Return all of the entries exactly as written.

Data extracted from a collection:
+ + + + + + +

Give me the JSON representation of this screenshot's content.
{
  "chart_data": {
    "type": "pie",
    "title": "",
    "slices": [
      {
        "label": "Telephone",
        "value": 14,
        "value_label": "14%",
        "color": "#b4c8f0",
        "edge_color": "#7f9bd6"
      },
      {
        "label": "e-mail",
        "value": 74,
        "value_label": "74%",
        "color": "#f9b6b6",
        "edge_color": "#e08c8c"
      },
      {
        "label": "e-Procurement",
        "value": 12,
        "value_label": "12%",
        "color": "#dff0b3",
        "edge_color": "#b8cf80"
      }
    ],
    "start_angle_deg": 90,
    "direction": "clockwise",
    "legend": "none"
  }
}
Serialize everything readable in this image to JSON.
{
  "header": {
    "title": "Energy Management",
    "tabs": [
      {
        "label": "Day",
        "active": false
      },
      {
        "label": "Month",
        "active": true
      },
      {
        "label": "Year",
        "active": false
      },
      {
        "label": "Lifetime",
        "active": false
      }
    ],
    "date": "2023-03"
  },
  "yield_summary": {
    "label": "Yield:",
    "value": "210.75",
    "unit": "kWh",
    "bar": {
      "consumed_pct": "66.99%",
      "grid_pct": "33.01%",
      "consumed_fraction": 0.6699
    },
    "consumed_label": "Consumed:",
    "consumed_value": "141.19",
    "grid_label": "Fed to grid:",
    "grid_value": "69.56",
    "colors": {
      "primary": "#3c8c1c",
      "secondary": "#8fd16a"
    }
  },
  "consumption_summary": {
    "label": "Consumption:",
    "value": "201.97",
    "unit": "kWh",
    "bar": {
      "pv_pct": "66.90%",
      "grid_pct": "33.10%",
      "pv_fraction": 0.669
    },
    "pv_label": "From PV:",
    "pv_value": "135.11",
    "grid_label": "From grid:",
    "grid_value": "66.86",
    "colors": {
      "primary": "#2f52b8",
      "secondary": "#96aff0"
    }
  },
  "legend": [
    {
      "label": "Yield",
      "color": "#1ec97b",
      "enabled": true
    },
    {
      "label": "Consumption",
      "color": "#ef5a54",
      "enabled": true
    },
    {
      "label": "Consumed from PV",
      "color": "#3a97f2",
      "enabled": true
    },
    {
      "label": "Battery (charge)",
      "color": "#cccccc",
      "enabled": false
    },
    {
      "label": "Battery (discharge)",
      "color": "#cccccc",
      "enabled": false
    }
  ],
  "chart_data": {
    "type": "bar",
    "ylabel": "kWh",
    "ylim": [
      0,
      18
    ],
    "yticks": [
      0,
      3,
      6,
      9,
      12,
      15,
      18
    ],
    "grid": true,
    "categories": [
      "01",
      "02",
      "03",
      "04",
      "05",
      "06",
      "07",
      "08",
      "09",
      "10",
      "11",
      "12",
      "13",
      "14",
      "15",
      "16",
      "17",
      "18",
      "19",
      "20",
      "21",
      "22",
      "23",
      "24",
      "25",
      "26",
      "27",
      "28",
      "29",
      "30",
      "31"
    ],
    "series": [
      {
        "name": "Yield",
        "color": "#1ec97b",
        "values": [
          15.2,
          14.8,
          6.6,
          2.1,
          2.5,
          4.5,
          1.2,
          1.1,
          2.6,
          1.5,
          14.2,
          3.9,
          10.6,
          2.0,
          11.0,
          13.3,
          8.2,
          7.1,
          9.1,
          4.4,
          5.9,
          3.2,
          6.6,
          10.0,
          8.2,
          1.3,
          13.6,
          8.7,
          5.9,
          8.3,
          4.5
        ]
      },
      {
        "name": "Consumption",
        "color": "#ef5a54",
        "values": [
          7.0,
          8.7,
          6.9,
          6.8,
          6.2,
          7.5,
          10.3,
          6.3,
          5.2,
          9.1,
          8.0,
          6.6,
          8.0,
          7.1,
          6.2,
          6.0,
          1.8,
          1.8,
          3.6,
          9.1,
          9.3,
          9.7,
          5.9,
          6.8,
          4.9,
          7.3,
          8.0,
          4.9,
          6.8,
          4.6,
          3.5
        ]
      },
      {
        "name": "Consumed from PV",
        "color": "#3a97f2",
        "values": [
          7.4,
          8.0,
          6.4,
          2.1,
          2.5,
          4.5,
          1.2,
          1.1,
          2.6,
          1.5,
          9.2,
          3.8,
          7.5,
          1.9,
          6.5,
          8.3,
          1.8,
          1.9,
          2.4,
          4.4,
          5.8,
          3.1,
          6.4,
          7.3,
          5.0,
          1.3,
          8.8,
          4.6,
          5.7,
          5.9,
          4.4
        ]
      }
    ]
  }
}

+ + + + + + +

◆ Expected answer ◆
Give me the JSON representation of this screenshot's content.
{
  "chart_data": {
    "type": "pie",
    "title": "",
    "slices": [
      {
        "label": "Telephone",
        "value": 14,
        "value_label": "14%",
        "color": "#b4c8f0",
        "edge_color": "#7f9bd6"
      },
      {
        "label": "e-mail",
        "value": 74,
        "value_label": "74%",
        "color": "#f9b6b6",
        "edge_color": "#e08c8c"
      },
      {
        "label": "e-Procurement",
        "value": 12,
        "value_label": "12%",
        "color": "#dff0b3",
        "edge_color": "#b8cf80"
      }
    ],
    "start_angle_deg": 90,
    "direction": "clockwise",
    "legend": "none"
  }
}
Serialize everything readable in this image to JSON.
{
  "header": {
    "title": "Energy Management",
    "tabs": [
      {
        "label": "Day",
        "active": false
      },
      {
        "label": "Month",
        "active": true
      },
      {
        "label": "Year",
        "active": false
      },
      {
        "label": "Lifetime",
        "active": false
      }
    ],
    "date": "2023-03"
  },
  "yield_summary": {
    "label": "Yield:",
    "value": "210.75",
    "unit": "kWh",
    "bar": {
      "consumed_pct": "66.99%",
      "grid_pct": "33.01%",
      "consumed_fraction": 0.6699
    },
    "consumed_label": "Consumed:",
    "consumed_value": "141.19",
    "grid_label": "Fed to grid:",
    "grid_value": "69.56",
    "colors": {
      "primary": "#3c8c1c",
      "secondary": "#8fd16a"
    }
  },
  "consumption_summary": {
    "label": "Consumption:",
    "value": "201.97",
    "unit": "kWh",
    "bar": {
      "pv_pct": "66.90%",
      "grid_pct": "33.10%",
      "pv_fraction": 0.669
    },
    "pv_label": "From PV:",
    "pv_value": "135.11",
    "grid_label": "From grid:",
    "grid_value": "66.86",
    "colors": {
      "primary": "#2f52b8",
      "secondary": "#96aff0"
    }
  },
  "legend": [
    {
      "label": "Yield",
      "color": "#1ec97b",
      "enabled": true
    },
    {
      "label": "Consumption",
      "color": "#ef5a54",
      "enabled": true
    },
    {
      "label": "Consumed from PV",
      "color": "#3a97f2",
      "enabled": true
    },
    {
      "label": "Battery (charge)",
      "color": "#cccccc",
      "enabled": false
    },
    {
      "label": "Battery (discharge)",
      "color": "#cccccc",
      "enabled": false
    }
  ],
  "chart_data": {
    "type": "bar",
    "ylabel": "kWh",
    "ylim": [
      0,
      18
    ],
    "yticks": [
      0,
      3,
      6,
      9,
      12,
      15,
      18
    ],
    "grid": true,
    "categories": [
      "01",
      "02",
      "03",
      "04",
      "05",
      "06",
      "07",
      "08",
      "09",
      "10",
      "11",
      "12",
      "13",
      "14",
      "15",
      "16",
      "17",
      "18",
      "19",
      "20",
      "21",
      "22",
      "23",
      "24",
      "25",
      "26",
      "27",
      "28",
      "29",
      "30",
      "31"
    ],
    "series": [
      {
        "name": "Yield",
        "color": "#1ec97b",
        "values": [
          15.2,
          14.8,
          6.6,
          2.1,
          2.5,
          4.5,
          1.2,
          1.1,
          2.6,
          1.5,
          14.2,
          3.9,
          10.6,
          2.0,
          11.0,
          13.3,
          8.2,
          7.1,
          9.1,
          4.4,
          5.9,
          3.2,
          6.6,
          10.0,
          8.2,
          1.3,
          13.6,
          8.7,
          5.9,
          8.3,
          4.5
        ]
      },
      {
        "name": "Consumption",
        "color": "#ef5a54",
        "values": [
          7.0,
          8.7,
          6.9,
          6.8,
          6.2,
          7.5,
          10.3,
          6.3,
          5.2,
          9.1,
          8.0,
          6.6,
          8.0,
          7.1,
          6.2,
          6.0,
          1.8,
          1.8,
          3.6,
          9.1,
          9.3,
          9.7,
          5.9,
          6.8,
          4.9,
          7.3,
          8.0,
          4.9,
          6.8,
          4.6,
          3.5
        ]
      },
      {
        "name": "Consumed from PV",
        "color": "#3a97f2",
        "values": [
          7.4,
          8.0,
          6.4,
          2.1,
          2.5,
          4.5,
          1.2,
          1.1,
          2.6,
          1.5,
          9.2,
          3.8,
          7.5,
          1.9,
          6.5,
          8.3,
          1.8,
          1.9,
          2.4,
          4.4,
          5.8,
          3.1,
          6.4,
          7.3,
          5.0,
          1.3,
          8.8,
          4.6,
          5.7,
          5.9,
          4.4
        ]
      }
    ]
  }
}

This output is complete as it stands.